Dataset rows about figures:
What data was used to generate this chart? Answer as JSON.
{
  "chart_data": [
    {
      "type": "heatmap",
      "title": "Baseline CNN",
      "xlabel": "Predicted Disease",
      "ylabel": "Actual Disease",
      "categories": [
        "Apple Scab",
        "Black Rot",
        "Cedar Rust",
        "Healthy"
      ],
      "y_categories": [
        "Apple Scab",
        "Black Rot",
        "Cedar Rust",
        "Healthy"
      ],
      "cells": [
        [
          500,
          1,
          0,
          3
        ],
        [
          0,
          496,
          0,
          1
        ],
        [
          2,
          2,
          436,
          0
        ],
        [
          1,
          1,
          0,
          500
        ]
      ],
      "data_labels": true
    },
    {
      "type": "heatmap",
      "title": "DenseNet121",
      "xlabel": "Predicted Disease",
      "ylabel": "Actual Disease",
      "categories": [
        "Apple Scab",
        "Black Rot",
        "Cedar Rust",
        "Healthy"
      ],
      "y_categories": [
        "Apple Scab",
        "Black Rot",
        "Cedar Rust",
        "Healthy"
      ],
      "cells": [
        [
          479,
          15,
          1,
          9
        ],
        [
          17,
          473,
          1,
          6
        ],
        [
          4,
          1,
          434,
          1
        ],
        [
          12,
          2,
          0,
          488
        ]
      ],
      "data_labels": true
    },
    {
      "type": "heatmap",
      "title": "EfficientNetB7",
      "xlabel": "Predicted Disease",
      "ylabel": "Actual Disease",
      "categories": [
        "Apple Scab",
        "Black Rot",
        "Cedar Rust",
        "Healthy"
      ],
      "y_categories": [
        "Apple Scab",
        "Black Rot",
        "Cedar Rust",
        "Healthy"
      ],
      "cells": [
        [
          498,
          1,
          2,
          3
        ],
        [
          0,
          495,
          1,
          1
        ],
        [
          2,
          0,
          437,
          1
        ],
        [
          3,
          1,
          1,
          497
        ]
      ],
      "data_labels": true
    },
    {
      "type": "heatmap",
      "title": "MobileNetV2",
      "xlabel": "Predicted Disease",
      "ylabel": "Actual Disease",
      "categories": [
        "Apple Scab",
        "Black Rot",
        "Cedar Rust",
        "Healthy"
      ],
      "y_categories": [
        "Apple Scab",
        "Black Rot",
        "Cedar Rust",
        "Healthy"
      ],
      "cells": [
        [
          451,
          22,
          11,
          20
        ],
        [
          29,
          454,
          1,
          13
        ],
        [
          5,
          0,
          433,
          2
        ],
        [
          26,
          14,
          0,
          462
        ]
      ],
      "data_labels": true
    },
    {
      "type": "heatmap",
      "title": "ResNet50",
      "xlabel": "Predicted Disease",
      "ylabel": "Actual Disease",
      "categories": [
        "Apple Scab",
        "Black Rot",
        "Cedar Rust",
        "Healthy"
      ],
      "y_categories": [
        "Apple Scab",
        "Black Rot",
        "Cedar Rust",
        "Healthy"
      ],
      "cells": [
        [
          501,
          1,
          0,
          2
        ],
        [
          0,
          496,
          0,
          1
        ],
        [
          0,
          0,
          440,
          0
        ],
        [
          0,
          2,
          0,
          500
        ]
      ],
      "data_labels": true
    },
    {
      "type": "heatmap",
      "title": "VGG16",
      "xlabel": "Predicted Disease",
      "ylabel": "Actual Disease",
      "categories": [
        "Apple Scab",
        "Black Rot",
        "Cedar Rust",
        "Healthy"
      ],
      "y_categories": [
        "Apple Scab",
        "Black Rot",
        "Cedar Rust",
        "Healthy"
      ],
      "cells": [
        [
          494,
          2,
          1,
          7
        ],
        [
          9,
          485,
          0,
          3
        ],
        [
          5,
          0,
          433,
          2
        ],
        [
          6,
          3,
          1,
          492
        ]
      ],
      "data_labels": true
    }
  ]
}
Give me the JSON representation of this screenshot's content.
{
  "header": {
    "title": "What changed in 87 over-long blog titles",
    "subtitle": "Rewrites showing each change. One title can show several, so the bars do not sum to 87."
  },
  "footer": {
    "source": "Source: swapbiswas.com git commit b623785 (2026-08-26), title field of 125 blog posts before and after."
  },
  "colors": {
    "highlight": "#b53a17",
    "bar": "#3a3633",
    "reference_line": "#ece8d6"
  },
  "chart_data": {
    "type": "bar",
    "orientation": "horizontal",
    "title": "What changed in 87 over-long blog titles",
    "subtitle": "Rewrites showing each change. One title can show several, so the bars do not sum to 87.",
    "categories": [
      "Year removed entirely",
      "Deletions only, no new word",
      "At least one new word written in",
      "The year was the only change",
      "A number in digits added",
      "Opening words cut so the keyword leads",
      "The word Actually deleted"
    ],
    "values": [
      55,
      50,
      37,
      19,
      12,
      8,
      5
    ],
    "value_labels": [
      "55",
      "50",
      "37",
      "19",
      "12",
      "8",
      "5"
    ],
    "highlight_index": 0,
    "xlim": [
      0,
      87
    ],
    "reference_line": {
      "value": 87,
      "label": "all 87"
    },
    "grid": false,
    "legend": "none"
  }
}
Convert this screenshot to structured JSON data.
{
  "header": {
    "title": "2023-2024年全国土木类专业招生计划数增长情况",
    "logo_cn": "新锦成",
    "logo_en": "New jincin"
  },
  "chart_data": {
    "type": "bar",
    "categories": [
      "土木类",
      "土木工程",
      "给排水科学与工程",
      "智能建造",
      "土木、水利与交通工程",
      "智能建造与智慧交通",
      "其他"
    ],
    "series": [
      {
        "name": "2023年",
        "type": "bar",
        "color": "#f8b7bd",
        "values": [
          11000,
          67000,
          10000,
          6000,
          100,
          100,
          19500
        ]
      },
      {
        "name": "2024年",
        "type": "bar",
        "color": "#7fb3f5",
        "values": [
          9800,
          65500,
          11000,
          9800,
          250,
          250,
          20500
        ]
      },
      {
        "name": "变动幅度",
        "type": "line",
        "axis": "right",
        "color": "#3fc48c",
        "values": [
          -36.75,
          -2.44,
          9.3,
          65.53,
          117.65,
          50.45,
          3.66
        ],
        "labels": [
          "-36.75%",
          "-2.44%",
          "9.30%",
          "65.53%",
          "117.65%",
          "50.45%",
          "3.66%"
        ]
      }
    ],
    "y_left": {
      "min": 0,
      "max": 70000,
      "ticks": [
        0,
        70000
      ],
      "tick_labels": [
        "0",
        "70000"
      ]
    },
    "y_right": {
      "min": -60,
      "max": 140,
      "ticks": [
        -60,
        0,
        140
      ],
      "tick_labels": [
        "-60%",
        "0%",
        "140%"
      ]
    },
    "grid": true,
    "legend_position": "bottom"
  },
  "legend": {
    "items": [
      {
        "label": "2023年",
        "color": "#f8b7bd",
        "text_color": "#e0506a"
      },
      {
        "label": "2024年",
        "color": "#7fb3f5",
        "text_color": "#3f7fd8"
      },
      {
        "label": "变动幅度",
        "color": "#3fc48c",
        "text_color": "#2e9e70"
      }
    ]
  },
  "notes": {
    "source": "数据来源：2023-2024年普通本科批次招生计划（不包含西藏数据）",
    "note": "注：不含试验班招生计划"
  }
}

__TASK PROMPT__
Return the lines above exactly, keeping every word.

__RESULT OF THE TASK__
What data was used to generate this chart? Answer as JSON.
{
  "chart_data": [
    {
      "type": "heatmap",
      "title": "Baseline CNN",
      "xlabel": "Predicted Disease",
      "ylabel": "Actual Disease",
      "categories": [
        "Apple Scab",
        "Black Rot",
        "Cedar Rust",
        "Healthy"
      ],
      "y_categories": [
        "Apple Scab",
        "Black Rot",
        "Cedar Rust",
        "Healthy"
      ],
      "cells": [
        [
          500,
          1,
          0,
          3
        ],
        [
          0,
          496,
          0,
          1
        ],
        [
          2,
          2,
          436,
          0
        ],
        [
          1,
          1,
          0,
          500
        ]
      ],
      "data_labels": true
    },
    {
      "type": "heatmap",
      "title": "DenseNet121",
      "xlabel": "Predicted Disease",
      "ylabel": "Actual Disease",
      "categories": [
        "Apple Scab",
        "Black Rot",
        "Cedar Rust",
        "Healthy"
      ],
      "y_categories": [
        "Apple Scab",
        "Black Rot",
        "Cedar Rust",
        "Healthy"
      ],
      "cells": [
        [
          479,
          15,
          1,
          9
        ],
        [
          17,
          473,
          1,
          6
        ],
        [
          4,
          1,
          434,
          1
        ],
        [
          12,
          2,
          0,
          488
        ]
      ],
      "data_labels": true
    },
    {
      "type": "heatmap",
      "title": "EfficientNetB7",
      "xlabel": "Predicted Disease",
      "ylabel": "Actual Disease",
      "categories": [
        "Apple Scab",
        "Black Rot",
        "Cedar Rust",
        "Healthy"
      ],
      "y_categories": [
        "Apple Scab",
        "Black Rot",
        "Cedar Rust",
        "Healthy"
      ],
      "cells": [
        [
          498,
          1,
          2,
          3
        ],
        [
          0,
          495,
          1,
          1
        ],
        [
          2,
          0,
          437,
          1
        ],
        [
          3,
          1,
          1,
          497
        ]
      ],
      "data_labels": true
    },
    {
      "type": "heatmap",
      "title": "MobileNetV2",
      "xlabel": "Predicted Disease",
      "ylabel": "Actual Disease",
      "categories": [
        "Apple Scab",
        "Black Rot",
        "Cedar Rust",
        "Healthy"
      ],
      "y_categories": [
        "Apple Scab",
        "Black Rot",
        "Cedar Rust",
        "Healthy"
      ],
      "cells": [
        [
          451,
          22,
          11,
          20
        ],
        [
          29,
          454,
          1,
          13
        ],
        [
          5,
          0,
          433,
          2
        ],
        [
          26,
          14,
          0,
          462
        ]
      ],
      "data_labels": true
    },
    {
      "type": "heatmap",
      "title": "ResNet50",
      "xlabel": "Predicted Disease",
      "ylabel": "Actual Disease",
      "categories": [
        "Apple Scab",
        "Black Rot",
        "Cedar Rust",
        "Healthy"
      ],
      "y_categories": [
        "Apple Scab",
        "Black Rot",
        "Cedar Rust",
        "Healthy"
      ],
      "cells": [
        [
          501,
          1,
          0,
          2
        ],
        [
          0,
          496,
          0,
          1
        ],
        [
          0,
          0,
          440,
          0
        ],
        [
          0,
          2,
          0,
          500
        ]
      ],
      "data_labels": true
    },
    {
      "type": "heatmap",
      "title": "VGG16",
      "xlabel": "Predicted Disease",
      "ylabel": "Actual Disease",
      "categories": [
        "Apple Scab",
        "Black Rot",
        "Cedar Rust",
        "Healthy"
      ],
      "y_categories": [
        "Apple Scab",
        "Black Rot",
        "Cedar Rust",
        "Healthy"
      ],
      "cells": [
        [
          494,
          2,
          1,
          7
        ],
        [
          9,
          485,
          0,
          3
        ],
        [
          5,
          0,
          433,
          2
        ],
        [
          6,
          3,
          1,
          492
        ]
      ],
      "data_labels": true
    }
  ]
}
Give me the JSON representation of this screenshot's content.
{
  "header": {
    "title": "What changed in 87 over-long blog titles",
    "subtitle": "Rewrites showing each change. One title can show several, so the bars do not sum to 87."
  },
  "footer": {
    "source": "Source: swapbiswas.com git commit b623785 (2026-08-26), title field of 125 blog posts before and after."
  },
  "colors": {
    "highlight": "#b53a17",
    "bar": "#3a3633",
    "reference_line": "#ece8d6"
  },
  "chart_data": {
    "type": "bar",
    "orientation": "horizontal",
    "title": "What changed in 87 over-long blog titles",
    "subtitle": "Rewrites showing each change. One title can show several, so the bars do not sum to 87.",
    "categories": [
      "Year removed entirely",
      "Deletions only, no new word",
      "At least one new word written in",
      "The year was the only change",
      "A number in digits added",
      "Opening words cut so the keyword leads",
      "The word Actually deleted"
    ],
    "values": [
      55,
      50,
      37,
      19,
      12,
      8,
      5
    ],
    "value_labels": [
      "55",
      "50",
      "37",
      "19",
      "12",
      "8",
      "5"
    ],
    "highlight_index": 0,
    "xlim": [
      0,
      87
    ],
    "reference_line": {
      "value": 87,
      "label": "all 87"
    },
    "grid": false,
    "legend": "none"
  }
}
Convert this screenshot to structured JSON data.
{
  "header": {
    "title": "2023-2024年全国土木类专业招生计划数增长情况",
    "logo_cn": "新锦成",
    "logo_en": "New jincin"
  },
  "chart_data": {
    "type": "bar",
    "categories": [
      "土木类",
      "土木工程",
      "给排水科学与工程",
      "智能建造",
      "土木、水利与交通工程",
      "智能建造与智慧交通",
      "其他"
    ],
    "series": [
      {
        "name": "2023年",
        "type": "bar",
        "color": "#f8b7bd",
        "values": [
          11000,
          67000,
          10000,
          6000,
          100,
          100,
          19500
        ]
      },
      {
        "name": "2024年",
        "type": "bar",
        "color": "#7fb3f5",
        "values": [
          9800,
          65500,
          11000,
          9800,
          250,
          250,
          20500
        ]
      },
      {
        "name": "变动幅度",
        "type": "line",
        "axis": "right",
        "color": "#3fc48c",
        "values": [
          -36.75,
          -2.44,
          9.3,
          65.53,
          117.65,
          50.45,
          3.66
        ],
        "labels": [
          "-36.75%",
          "-2.44%",
          "9.30%",
          "65.53%",
          "117.65%",
          "50.45%",
          "3.66%"
        ]
      }
    ],
    "y_left": {
      "min": 0,
      "max": 70000,
      "ticks": [
        0,
        70000
      ],
      "tick_labels": [
        "0",
        "70000"
      ]
    },
    "y_right": {
      "min": -60,
      "max": 140,
      "ticks": [
        -60,
        0,
        140
      ],
      "tick_labels": [
        "-60%",
        "0%",
        "140%"
      ]
    },
    "grid": true,
    "legend_position": "bottom"
  },
  "legend": {
    "items": [
      {
        "label": "2023年",
        "color": "#f8b7bd",
        "text_color": "#e0506a"
      },
      {
        "label": "2024年",
        "color": "#7fb3f5",
        "text_color": "#3f7fd8"
      },
      {
        "label": "变动幅度",
        "color": "#3fc48c",
        "text_color": "#2e9e70"
      }
    ]
  },
  "notes": {
    "source": "数据来源：2023-2024年普通本科批次招生计划（不包含西藏数据）",
    "note": "注：不含试验班招生计划"
  }
}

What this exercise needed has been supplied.